Omit the images. Copy each entry word for word.

Records supplied
start

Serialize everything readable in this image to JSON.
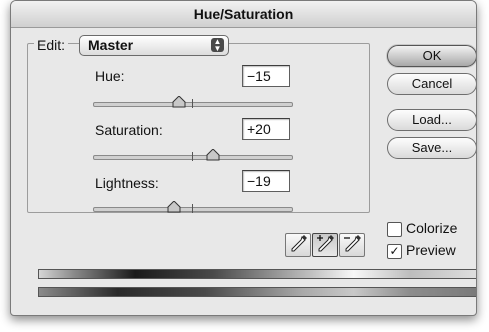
{
  "window": {
    "title": "Hue/Saturation"
  },
  "edit": {
    "label": "Edit:",
    "selected": "Master",
    "arrows_glyph": "▲▼"
  },
  "hue": {
    "label": "Hue:",
    "value": "−15"
  },
  "saturation": {
    "label": "Saturation:",
    "value": "+20"
  },
  "lightness": {
    "label": "Lightness:",
    "value": "−19"
  },
  "buttons": {
    "ok": "OK",
    "cancel": "Cancel",
    "load": "Load...",
    "save": "Save..."
  },
  "colorize": {
    "label": "Colorize",
    "checked": false
  },
  "preview": {
    "label": "Preview",
    "checked": true,
    "mark": "✓"
  },
  "eyedroppers": [
    "eyedropper-icon",
    "eyedropper-plus-icon",
    "eyedropper-minus-icon"
  ],
  "colors": {
    "window_bg": "#e8e8e8",
    "ramp_dark": "#1a1a1a",
    "ramp_light": "#f0f0f0"
  }
}
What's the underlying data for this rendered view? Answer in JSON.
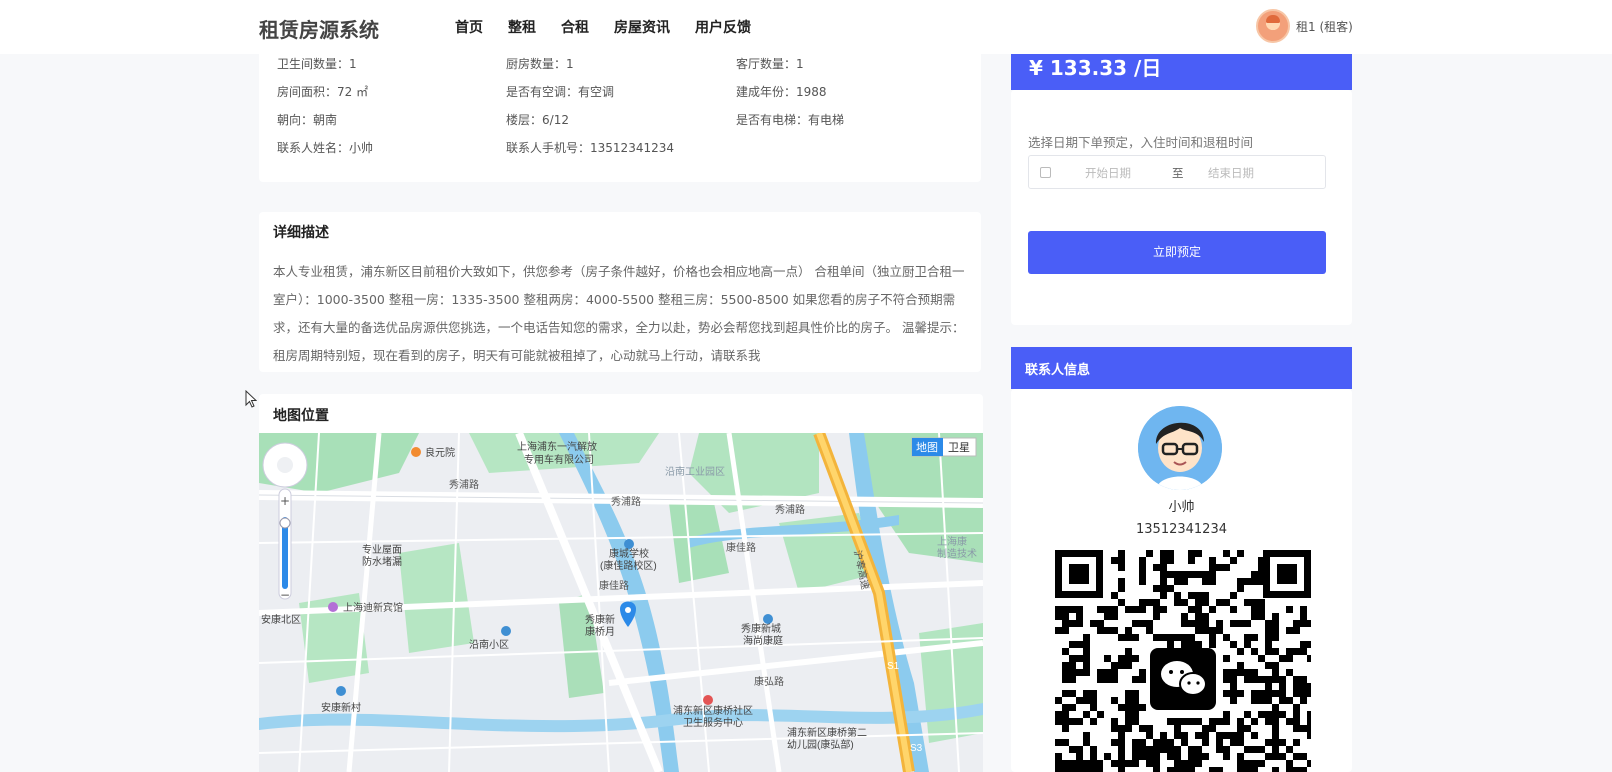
{
  "header": {
    "logo": "租赁房源系统",
    "nav": [
      "首页",
      "整租",
      "合租",
      "房屋资讯",
      "用户反馈"
    ],
    "user": "租1 (租客)"
  },
  "info": {
    "items": [
      {
        "k": "卫生间数量：",
        "v": "1"
      },
      {
        "k": "厨房数量：",
        "v": "1"
      },
      {
        "k": "客厅数量：",
        "v": "1"
      },
      {
        "k": "房间面积：",
        "v": "72 ㎡"
      },
      {
        "k": "是否有空调：",
        "v": "有空调"
      },
      {
        "k": "建成年份：",
        "v": "1988"
      },
      {
        "k": "朝向：",
        "v": "朝南"
      },
      {
        "k": "楼层：",
        "v": "6/12"
      },
      {
        "k": "是否有电梯：",
        "v": "有电梯"
      },
      {
        "k": "联系人姓名：",
        "v": "小帅"
      },
      {
        "k": "联系人手机号：",
        "v": "13512341234"
      }
    ]
  },
  "description": {
    "title": "详细描述",
    "text": "本人专业租赁，浦东新区目前租价大致如下，供您参考（房子条件越好，价格也会相应地高一点） 合租单间（独立厨卫合租一室户）：1000-3500 整租一房：1335-3500 整租两房：4000-5500 整租三房：5500-8500 如果您看的房子不符合预期需求，还有大量的备选优品房源供您挑选，一个电话告知您的需求，全力以赴，势必会帮您找到超具性价比的房子。 温馨提示：租房周期特别短，现在看到的房子，明天有可能就被租掉了，心动就马上行动，请联系我"
  },
  "map": {
    "title": "地图位置",
    "toggle": [
      "地图",
      "卫星"
    ],
    "labels": [
      "良元院",
      "上海浦东一汽解放",
      "专用车有限公司",
      "沿南工业园区",
      "秀浦路",
      "秀浦路",
      "秀浦路",
      "康城学校",
      "(康佳路校区)",
      "康佳路",
      "康佳路",
      "专业屋面",
      "防水堵漏",
      "上海迪新宾馆",
      "安康北区",
      "秀康新",
      "康桥月",
      "沿南小区",
      "秀康新城",
      "海尚康庭",
      "沪奉高速",
      "浦东新区康桥社区",
      "卫生服务中心",
      "安康新村",
      "浦东新区康桥第二",
      "幼儿园(康弘部)",
      "上海康",
      "制造技术",
      "S3",
      "康弘路",
      "S1"
    ]
  },
  "booking": {
    "price": "¥ 133.33 /日",
    "hint": "选择日期下单预定，入住时间和退租时间",
    "start_placeholder": "开始日期",
    "separator": "至",
    "end_placeholder": "结束日期",
    "button": "立即预定"
  },
  "contact": {
    "title": "联系人信息",
    "name": "小帅",
    "phone": "13512341234"
  },
  "colors": {
    "accent": "#4a5ef7"
  }
}
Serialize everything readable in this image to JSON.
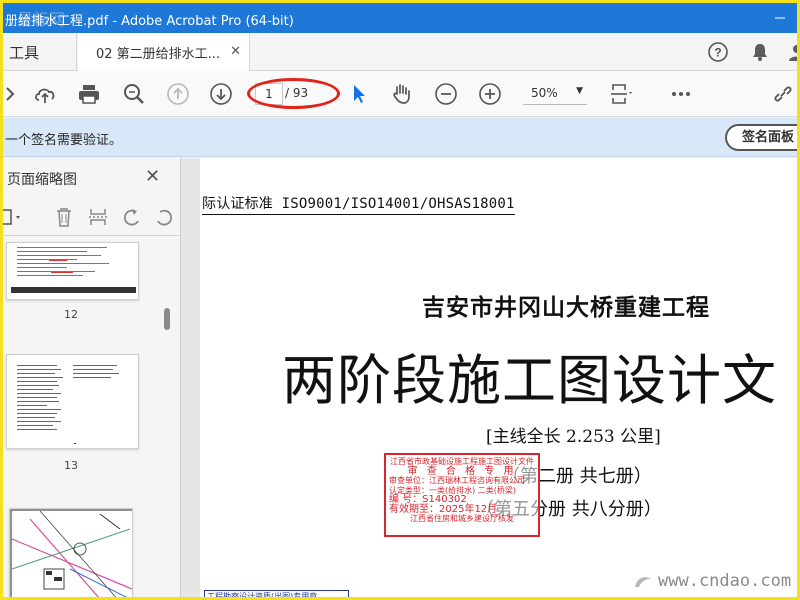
{
  "window": {
    "title": "册给排水工程.pdf - Adobe Acrobat Pro (64-bit)",
    "title_watermark": "星标网"
  },
  "tabs": {
    "tools_label": "工具",
    "doc_label": "02 第二册给排水工..."
  },
  "toolbar": {
    "current_page": "1",
    "total_pages": "/ 93",
    "zoom": "50%"
  },
  "signature_banner": {
    "message": "一个签名需要验证。",
    "button_label": "签名面板"
  },
  "side_panel": {
    "title": "页面缩略图",
    "thumbnails": [
      {
        "page": "12"
      },
      {
        "page": "13"
      }
    ]
  },
  "document": {
    "certification": "际认证标准 ISO9001/ISO14001/OHSAS18001",
    "project_name": "吉安市井冈山大桥重建工程",
    "main_title": "两阶段施工图设计文",
    "main_line": "[主线全长 2.253 公里]",
    "volume_1": "（第二册  共七册）",
    "volume_2": "（第五分册  共八分册）",
    "stamp": {
      "line1": "江西省市政基础设施工程施工图设计文件",
      "line2": "审 查 合 格 专 用",
      "line3": "审查单位：江西瑞林工程咨询有限公司",
      "line4": "认定类型：一类(给排水) 二类(桥梁)",
      "line5": "编  号：S140302",
      "line6": "有效期至：2025年12月",
      "line7": "江西省住房和城乡建设厅核发"
    },
    "bottom_label": "工程勘察设计资质(出图)专用章"
  },
  "watermark_site": "www.cndao.com",
  "colors": {
    "titlebar": "#1e78d7",
    "highlight_ellipse": "#e2231a",
    "banner": "#d8e8f8",
    "stamp_red": "#d6262e"
  }
}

end

Answer in full
Serialize everything readable in this image to JSON.
{
  "window": {
    "title": "Hue/Saturation"
  },
  "edit": {
    "label": "Edit:",
    "selected": "Master",
    "arrows_glyph": "▲▼"
  },
  "hue": {
    "label": "Hue:",
    "value": "−15"
  },
  "saturation": {
    "label": "Saturation:",
    "value": "+20"
  },
  "lightness": {
    "label": "Lightness:",
    "value": "−19"
  },
  "buttons": {
    "ok": "OK",
    "cancel": "Cancel",
    "load": "Load...",
    "save": "Save..."
  },
  "colorize": {
    "label": "Colorize",
    "checked": false
  },
  "preview": {
    "label": "Preview",
    "checked": true,
    "mark": "✓"
  },
  "eyedroppers": [
    "eyedropper-icon",
    "eyedropper-plus-icon",
    "eyedropper-minus-icon"
  ],
  "colors": {
    "window_bg": "#e8e8e8",
    "ramp_dark": "#1a1a1a",
    "ramp_light": "#f0f0f0"
  }
}
What's the underlying data for this rendered view? Answer in JSON.
{
  "header": {
    "logo": "租赁房源系统",
    "nav": [
      "首页",
      "整租",
      "合租",
      "房屋资讯",
      "用户反馈"
    ],
    "user": "租1 (租客)"
  },
  "info": {
    "items": [
      {
        "k": "卫生间数量：",
        "v": "1"
      },
      {
        "k": "厨房数量：",
        "v": "1"
      },
      {
        "k": "客厅数量：",
        "v": "1"
      },
      {
        "k": "房间面积：",
        "v": "72 ㎡"
      },
      {
        "k": "是否有空调：",
        "v": "有空调"
      },
      {
        "k": "建成年份：",
        "v": "1988"
      },
      {
        "k": "朝向：",
        "v": "朝南"
      },
      {
        "k": "楼层：",
        "v": "6/12"
      },
      {
        "k": "是否有电梯：",
        "v": "有电梯"
      },
      {
        "k": "联系人姓名：",
        "v": "小帅"
      },
      {
        "k": "联系人手机号：",
        "v": "13512341234"
      }
    ]
  },
  "description": {
    "title": "详细描述",
    "text": "本人专业租赁，浦东新区目前租价大致如下，供您参考（房子条件越好，价格也会相应地高一点） 合租单间（独立厨卫合租一室户）：1000-3500 整租一房：1335-3500 整租两房：4000-5500 整租三房：5500-8500 如果您看的房子不符合预期需求，还有大量的备选优品房源供您挑选，一个电话告知您的需求，全力以赴，势必会帮您找到超具性价比的房子。 温馨提示：租房周期特别短，现在看到的房子，明天有可能就被租掉了，心动就马上行动，请联系我"
  },
  "map": {
    "title": "地图位置",
    "toggle": [
      "地图",
      "卫星"
    ],
    "labels": [
      "良元院",
      "上海浦东一汽解放",
      "专用车有限公司",
      "沿南工业园区",
      "秀浦路",
      "秀浦路",
      "秀浦路",
      "康城学校",
      "(康佳路校区)",
      "康佳路",
      "康佳路",
      "专业屋面",
      "防水堵漏",
      "上海迪新宾馆",
      "安康北区",
      "秀康新",
      "康桥月",
      "沿南小区",
      "秀康新城",
      "海尚康庭",
      "沪奉高速",
      "浦东新区康桥社区",
      "卫生服务中心",
      "安康新村",
      "浦东新区康桥第二",
      "幼儿园(康弘部)",
      "上海康",
      "制造技术",
      "S3",
      "康弘路",
      "S1"
    ]
  },
  "booking": {
    "price": "¥ 133.33 /日",
    "hint": "选择日期下单预定，入住时间和退租时间",
    "start_placeholder": "开始日期",
    "separator": "至",
    "end_placeholder": "结束日期",
    "button": "立即预定"
  },
  "contact": {
    "title": "联系人信息",
    "name": "小帅",
    "phone": "13512341234"
  },
  "colors": {
    "accent": "#4a5ef7"
  }
}
Serialize everything readable in this image to JSON.
{
  "window": {
    "title": "册给排水工程.pdf - Adobe Acrobat Pro (64-bit)",
    "title_watermark": "星标网"
  },
  "tabs": {
    "tools_label": "工具",
    "doc_label": "02 第二册给排水工..."
  },
  "toolbar": {
    "current_page": "1",
    "total_pages": "/ 93",
    "zoom": "50%"
  },
  "signature_banner": {
    "message": "一个签名需要验证。",
    "button_label": "签名面板"
  },
  "side_panel": {
    "title": "页面缩略图",
    "thumbnails": [
      {
        "page": "12"
      },
      {
        "page": "13"
      }
    ]
  },
  "document": {
    "certification": "际认证标准 ISO9001/ISO14001/OHSAS18001",
    "project_name": "吉安市井冈山大桥重建工程",
    "main_title": "两阶段施工图设计文",
    "main_line": "[主线全长 2.253 公里]",
    "volume_1": "（第二册  共七册）",
    "volume_2": "（第五分册  共八分册）",
    "stamp": {
      "line1": "江西省市政基础设施工程施工图设计文件",
      "line2": "审 查 合 格 专 用",
      "line3": "审查单位：江西瑞林工程咨询有限公司",
      "line4": "认定类型：一类(给排水) 二类(桥梁)",
      "line5": "编  号：S140302",
      "line6": "有效期至：2025年12月",
      "line7": "江西省住房和城乡建设厅核发"
    },
    "bottom_label": "工程勘察设计资质(出图)专用章"
  },
  "watermark_site": "www.cndao.com",
  "colors": {
    "titlebar": "#1e78d7",
    "highlight_ellipse": "#e2231a",
    "banner": "#d8e8f8",
    "stamp_red": "#d6262e"
  }
}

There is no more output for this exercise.